> _Exercise requirements_: Repeat the records below exactly as they appear.

> _Task material_:
>> Begin

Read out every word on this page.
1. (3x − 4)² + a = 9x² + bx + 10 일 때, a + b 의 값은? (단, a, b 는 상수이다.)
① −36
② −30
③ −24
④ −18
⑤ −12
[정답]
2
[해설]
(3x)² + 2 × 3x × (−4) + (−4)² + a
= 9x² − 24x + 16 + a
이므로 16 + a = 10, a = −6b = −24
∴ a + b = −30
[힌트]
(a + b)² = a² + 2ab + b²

>> End

> _Exercise result_:
Read out every word on this page.
1. (3x − 4)² + a = 9x² + bx + 10 일 때, a + b 의 값은? (단, a, b 는 상수이다.)
① −36
② −30
③ −24
④ −18
⑤ −12
[정답]
2
[해설]
(3x)² + 2 × 3x × (−4) + (−4)² + a
= 9x² − 24x + 16 + a
이므로 16 + a = 10, a = −6b = −24
∴ a + b = −30
[힌트]
(a + b)² = a² + 2ab + b²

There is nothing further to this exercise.